Given entries:
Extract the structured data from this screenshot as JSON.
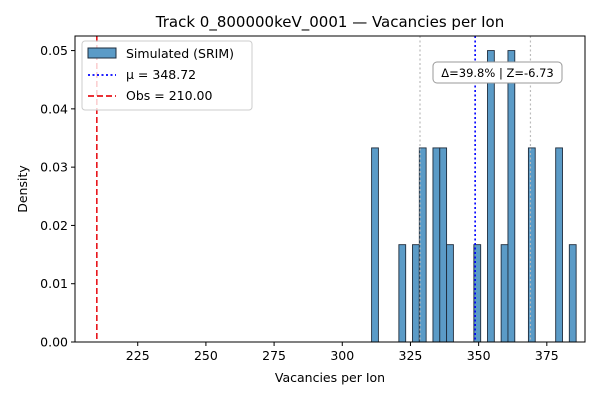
{
  "chart_data": {
    "type": "bar",
    "title": "Track 0_800000keV_0001 — Vacancies per Ion",
    "xlabel": "Vacancies per Ion",
    "ylabel": "Density",
    "xlim": [
      202,
      389
    ],
    "ylim": [
      0,
      0.0525
    ],
    "x_ticks": [
      "225",
      "250",
      "275",
      "300",
      "325",
      "350",
      "375"
    ],
    "x_tick_values": [
      225,
      250,
      275,
      300,
      325,
      350,
      375
    ],
    "y_ticks": [
      "0.00",
      "0.01",
      "0.02",
      "0.03",
      "0.04",
      "0.05"
    ],
    "y_tick_values": [
      0,
      0.01,
      0.02,
      0.03,
      0.04,
      0.05
    ],
    "bin_width": 2.5,
    "bins": [
      {
        "x": 312.0,
        "density": 0.0333
      },
      {
        "x": 322.0,
        "density": 0.0167
      },
      {
        "x": 327.0,
        "density": 0.0167
      },
      {
        "x": 329.5,
        "density": 0.0333
      },
      {
        "x": 334.5,
        "density": 0.0333
      },
      {
        "x": 337.0,
        "density": 0.0333
      },
      {
        "x": 339.5,
        "density": 0.0167
      },
      {
        "x": 349.5,
        "density": 0.0167
      },
      {
        "x": 354.5,
        "density": 0.05
      },
      {
        "x": 359.5,
        "density": 0.0167
      },
      {
        "x": 362.0,
        "density": 0.05
      },
      {
        "x": 369.5,
        "density": 0.0333
      },
      {
        "x": 379.5,
        "density": 0.0333
      },
      {
        "x": 384.5,
        "density": 0.0167
      }
    ],
    "bar_color": "#5b9bc7",
    "bar_edge_color": "#1f2d3d",
    "mean_line": {
      "x": 348.72,
      "color": "#0000ff",
      "style": "dotted"
    },
    "obs_line": {
      "x": 210.0,
      "color": "#e8141a",
      "style": "dashed"
    },
    "sigma_lines": {
      "x": [
        328.5,
        369.0
      ],
      "color": "#bbbbbb",
      "style": "dotted"
    },
    "legend": {
      "placement": "top-left",
      "entries": [
        {
          "label": "Simulated (SRIM)",
          "kind": "patch"
        },
        {
          "label": "μ = 348.72",
          "kind": "dotted-line",
          "color": "#0000ff"
        },
        {
          "label": "Obs = 210.00",
          "kind": "dashed-line",
          "color": "#e8141a"
        }
      ]
    },
    "annotation": {
      "text": "Δ=39.8% | Z=-6.73",
      "placement": "top-right"
    }
  }
}
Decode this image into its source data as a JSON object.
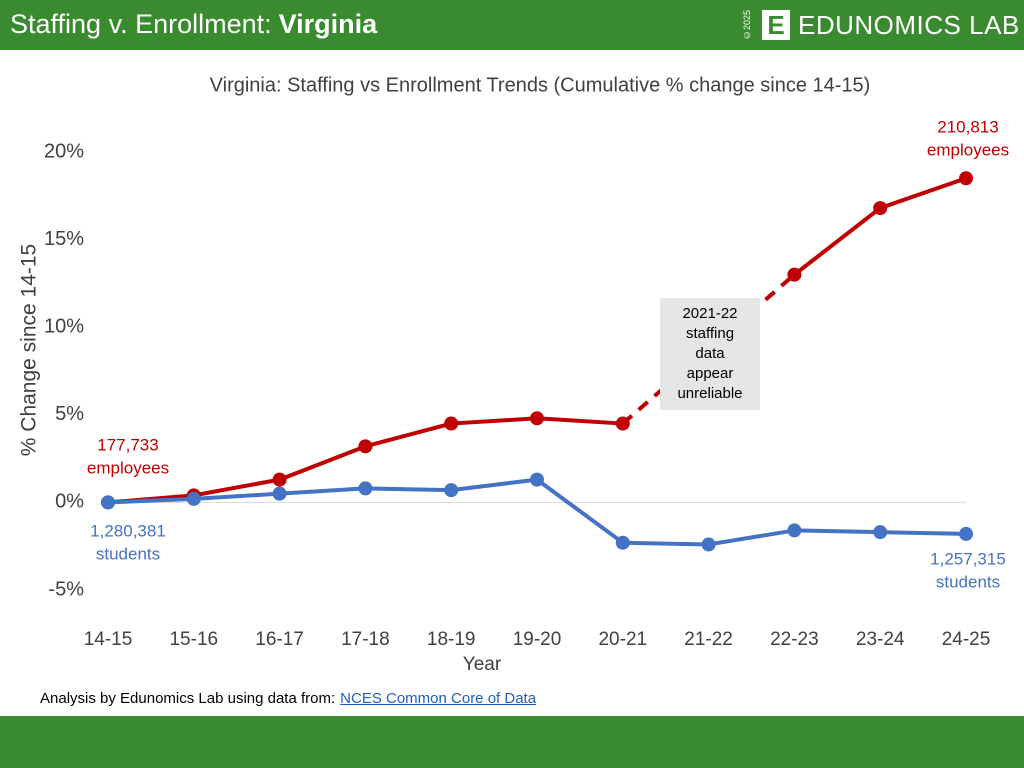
{
  "header": {
    "title": "Staffing v. Enrollment:",
    "title_bold": "Virginia",
    "copyright": "©2025",
    "logo_letter": "E",
    "brand": "EDUNOMICS LAB"
  },
  "footer": {
    "text": "Analysis by Edunomics Lab using data from:",
    "link": "NCES Common Core of Data"
  },
  "chart_data": {
    "type": "line",
    "title": "Virginia: Staffing vs Enrollment Trends (Cumulative % change since 14-15)",
    "x_label": "Year",
    "y_label": "% Change since 14-15",
    "categories": [
      "14-15",
      "15-16",
      "16-17",
      "17-18",
      "18-19",
      "19-20",
      "20-21",
      "21-22",
      "22-23",
      "23-24",
      "24-25"
    ],
    "series": [
      {
        "name": "Staffing",
        "color": "#c00000",
        "values": [
          0,
          0.4,
          1.3,
          3.2,
          4.5,
          4.8,
          4.5,
          null,
          13,
          16.8,
          18.5
        ]
      },
      {
        "name": "Enrollment",
        "color": "#4472c4",
        "values": [
          0,
          0.2,
          0.5,
          0.8,
          0.7,
          1.3,
          -2.3,
          -2.4,
          -1.6,
          -1.7,
          -1.8
        ]
      }
    ],
    "gap_line": "dashed",
    "ylim": [
      -5,
      20
    ],
    "yticks": [
      {
        "value": -5,
        "label": "-5%"
      },
      {
        "value": 0,
        "label": "0%"
      },
      {
        "value": 5,
        "label": "5%"
      },
      {
        "value": 10,
        "label": "10%"
      },
      {
        "value": 15,
        "label": "15%"
      },
      {
        "value": 20,
        "label": "20%"
      }
    ],
    "zero_line": true,
    "annotations": [
      {
        "lines": [
          "177,733",
          "employees"
        ],
        "color": "#c00000"
      },
      {
        "lines": [
          "1,280,381",
          "students"
        ],
        "color": "#4472c4"
      },
      {
        "lines": [
          "210,813",
          "employees"
        ],
        "color": "#c00000"
      },
      {
        "lines": [
          "1,257,315",
          "students"
        ],
        "color": "#4472c4"
      },
      {
        "lines": [
          "2021-22",
          "staffing",
          "data",
          "appear",
          "unreliable"
        ],
        "color": "#000000",
        "boxed": true
      }
    ]
  }
}
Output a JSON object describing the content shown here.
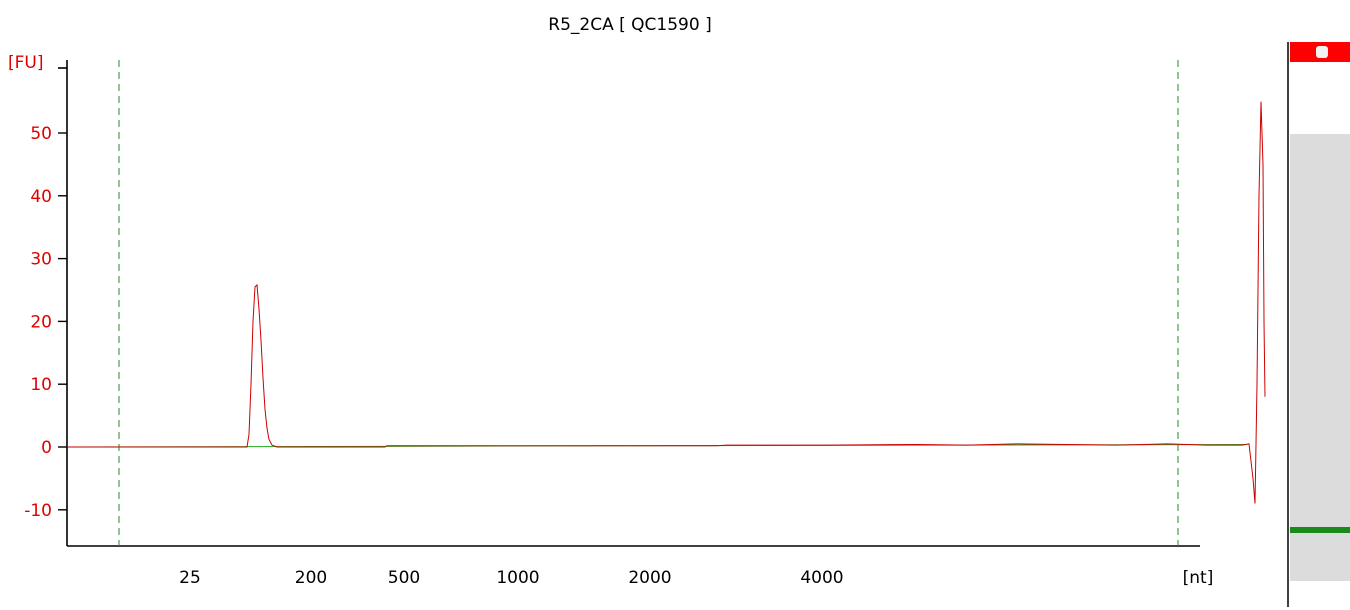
{
  "chart_data": {
    "type": "line",
    "title": "R5_2CA  [ QC1590 ]",
    "ylabel": "[FU]",
    "xlabel": "[nt]",
    "ylim": [
      -15,
      57
    ],
    "yticks": [
      -10,
      0,
      10,
      20,
      30,
      40,
      50
    ],
    "xticks": [
      "25",
      "200",
      "500",
      "1000",
      "2000",
      "4000"
    ],
    "grid": false,
    "series": [
      {
        "color": "#cc0000",
        "values": [
          [
            0,
            0
          ],
          [
            180,
            0
          ],
          [
            182,
            2
          ],
          [
            184,
            10
          ],
          [
            186,
            20
          ],
          [
            188,
            25.5
          ],
          [
            190,
            25.8
          ],
          [
            192,
            22
          ],
          [
            194,
            17
          ],
          [
            196,
            11
          ],
          [
            198,
            6
          ],
          [
            200,
            3
          ],
          [
            202,
            1.2
          ],
          [
            205,
            0.3
          ],
          [
            210,
            0
          ],
          [
            318,
            0
          ],
          [
            320,
            0.2
          ],
          [
            650,
            0.2
          ],
          [
            660,
            0.3
          ],
          [
            700,
            0.3
          ],
          [
            760,
            0.3
          ],
          [
            850,
            0.4
          ],
          [
            900,
            0.3
          ],
          [
            950,
            0.5
          ],
          [
            1000,
            0.4
          ],
          [
            1050,
            0.3
          ],
          [
            1100,
            0.5
          ],
          [
            1140,
            0.3
          ],
          [
            1175,
            0.3
          ],
          [
            1182,
            0.5
          ],
          [
            1186,
            -5
          ],
          [
            1188,
            -9
          ],
          [
            1190,
            10
          ],
          [
            1192,
            40
          ],
          [
            1194,
            55
          ],
          [
            1196,
            45
          ],
          [
            1197,
            20
          ],
          [
            1198,
            8
          ]
        ]
      },
      {
        "color": "#22aa22",
        "values": [
          [
            0,
            0
          ],
          [
            1180,
            0.4
          ]
        ]
      }
    ]
  },
  "markers": {
    "color": "#2a8a2a",
    "lower_marker_nt": "",
    "upper_marker_nt": ""
  },
  "gel_lane": {
    "top_band_color": "#ff0000",
    "lane_color": "#dcdcdc",
    "band_color": "#1a8a1a"
  }
}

Task directions:
Write out every record above exactly as it stands, but leave out the pictures.

Task response:
Extract the structured data from this screenshot as JSON.
{
  "chart_data": {
    "type": "bar",
    "title": "Track 0_800000keV_0001 — Vacancies per Ion",
    "xlabel": "Vacancies per Ion",
    "ylabel": "Density",
    "xlim": [
      202,
      389
    ],
    "ylim": [
      0,
      0.0525
    ],
    "x_ticks": [
      "225",
      "250",
      "275",
      "300",
      "325",
      "350",
      "375"
    ],
    "x_tick_values": [
      225,
      250,
      275,
      300,
      325,
      350,
      375
    ],
    "y_ticks": [
      "0.00",
      "0.01",
      "0.02",
      "0.03",
      "0.04",
      "0.05"
    ],
    "y_tick_values": [
      0,
      0.01,
      0.02,
      0.03,
      0.04,
      0.05
    ],
    "bin_width": 2.5,
    "bins": [
      {
        "x": 312.0,
        "density": 0.0333
      },
      {
        "x": 322.0,
        "density": 0.0167
      },
      {
        "x": 327.0,
        "density": 0.0167
      },
      {
        "x": 329.5,
        "density": 0.0333
      },
      {
        "x": 334.5,
        "density": 0.0333
      },
      {
        "x": 337.0,
        "density": 0.0333
      },
      {
        "x": 339.5,
        "density": 0.0167
      },
      {
        "x": 349.5,
        "density": 0.0167
      },
      {
        "x": 354.5,
        "density": 0.05
      },
      {
        "x": 359.5,
        "density": 0.0167
      },
      {
        "x": 362.0,
        "density": 0.05
      },
      {
        "x": 369.5,
        "density": 0.0333
      },
      {
        "x": 379.5,
        "density": 0.0333
      },
      {
        "x": 384.5,
        "density": 0.0167
      }
    ],
    "bar_color": "#5b9bc7",
    "bar_edge_color": "#1f2d3d",
    "mean_line": {
      "x": 348.72,
      "color": "#0000ff",
      "style": "dotted"
    },
    "obs_line": {
      "x": 210.0,
      "color": "#e8141a",
      "style": "dashed"
    },
    "sigma_lines": {
      "x": [
        328.5,
        369.0
      ],
      "color": "#bbbbbb",
      "style": "dotted"
    },
    "legend": {
      "placement": "top-left",
      "entries": [
        {
          "label": "Simulated (SRIM)",
          "kind": "patch"
        },
        {
          "label": "μ = 348.72",
          "kind": "dotted-line",
          "color": "#0000ff"
        },
        {
          "label": "Obs = 210.00",
          "kind": "dashed-line",
          "color": "#e8141a"
        }
      ]
    },
    "annotation": {
      "text": "Δ=39.8% | Z=-6.73",
      "placement": "top-right"
    }
  }
}
Decode this image into its source data as a JSON object.
{
  "header": {
    "title": "Staffing v. Enrollment:",
    "title_bold": "Virginia",
    "copyright": "©2025",
    "logo_letter": "E",
    "brand": "EDUNOMICS LAB"
  },
  "footer": {
    "text": "Analysis by Edunomics Lab using data from:",
    "link": "NCES Common Core of Data"
  },
  "chart_data": {
    "type": "line",
    "title": "Virginia: Staffing vs Enrollment Trends (Cumulative % change since 14-15)",
    "x_label": "Year",
    "y_label": "% Change since 14-15",
    "categories": [
      "14-15",
      "15-16",
      "16-17",
      "17-18",
      "18-19",
      "19-20",
      "20-21",
      "21-22",
      "22-23",
      "23-24",
      "24-25"
    ],
    "series": [
      {
        "name": "Staffing",
        "color": "#c00000",
        "values": [
          0,
          0.4,
          1.3,
          3.2,
          4.5,
          4.8,
          4.5,
          null,
          13,
          16.8,
          18.5
        ]
      },
      {
        "name": "Enrollment",
        "color": "#4472c4",
        "values": [
          0,
          0.2,
          0.5,
          0.8,
          0.7,
          1.3,
          -2.3,
          -2.4,
          -1.6,
          -1.7,
          -1.8
        ]
      }
    ],
    "gap_line": "dashed",
    "ylim": [
      -5,
      20
    ],
    "yticks": [
      {
        "value": -5,
        "label": "-5%"
      },
      {
        "value": 0,
        "label": "0%"
      },
      {
        "value": 5,
        "label": "5%"
      },
      {
        "value": 10,
        "label": "10%"
      },
      {
        "value": 15,
        "label": "15%"
      },
      {
        "value": 20,
        "label": "20%"
      }
    ],
    "zero_line": true,
    "annotations": [
      {
        "lines": [
          "177,733",
          "employees"
        ],
        "color": "#c00000"
      },
      {
        "lines": [
          "1,280,381",
          "students"
        ],
        "color": "#4472c4"
      },
      {
        "lines": [
          "210,813",
          "employees"
        ],
        "color": "#c00000"
      },
      {
        "lines": [
          "1,257,315",
          "students"
        ],
        "color": "#4472c4"
      },
      {
        "lines": [
          "2021-22",
          "staffing",
          "data",
          "appear",
          "unreliable"
        ],
        "color": "#000000",
        "boxed": true
      }
    ]
  }
}
Output a JSON object describing the content shown here.
{
  "chart_data": {
    "type": "line",
    "title": "R5_2CA  [ QC1590 ]",
    "ylabel": "[FU]",
    "xlabel": "[nt]",
    "ylim": [
      -15,
      57
    ],
    "yticks": [
      -10,
      0,
      10,
      20,
      30,
      40,
      50
    ],
    "xticks": [
      "25",
      "200",
      "500",
      "1000",
      "2000",
      "4000"
    ],
    "grid": false,
    "series": [
      {
        "color": "#cc0000",
        "values": [
          [
            0,
            0
          ],
          [
            180,
            0
          ],
          [
            182,
            2
          ],
          [
            184,
            10
          ],
          [
            186,
            20
          ],
          [
            188,
            25.5
          ],
          [
            190,
            25.8
          ],
          [
            192,
            22
          ],
          [
            194,
            17
          ],
          [
            196,
            11
          ],
          [
            198,
            6
          ],
          [
            200,
            3
          ],
          [
            202,
            1.2
          ],
          [
            205,
            0.3
          ],
          [
            210,
            0
          ],
          [
            318,
            0
          ],
          [
            320,
            0.2
          ],
          [
            650,
            0.2
          ],
          [
            660,
            0.3
          ],
          [
            700,
            0.3
          ],
          [
            760,
            0.3
          ],
          [
            850,
            0.4
          ],
          [
            900,
            0.3
          ],
          [
            950,
            0.5
          ],
          [
            1000,
            0.4
          ],
          [
            1050,
            0.3
          ],
          [
            1100,
            0.5
          ],
          [
            1140,
            0.3
          ],
          [
            1175,
            0.3
          ],
          [
            1182,
            0.5
          ],
          [
            1186,
            -5
          ],
          [
            1188,
            -9
          ],
          [
            1190,
            10
          ],
          [
            1192,
            40
          ],
          [
            1194,
            55
          ],
          [
            1196,
            45
          ],
          [
            1197,
            20
          ],
          [
            1198,
            8
          ]
        ]
      },
      {
        "color": "#22aa22",
        "values": [
          [
            0,
            0
          ],
          [
            1180,
            0.4
          ]
        ]
      }
    ]
  },
  "markers": {
    "color": "#2a8a2a",
    "lower_marker_nt": "",
    "upper_marker_nt": ""
  },
  "gel_lane": {
    "top_band_color": "#ff0000",
    "lane_color": "#dcdcdc",
    "band_color": "#1a8a1a"
  }
}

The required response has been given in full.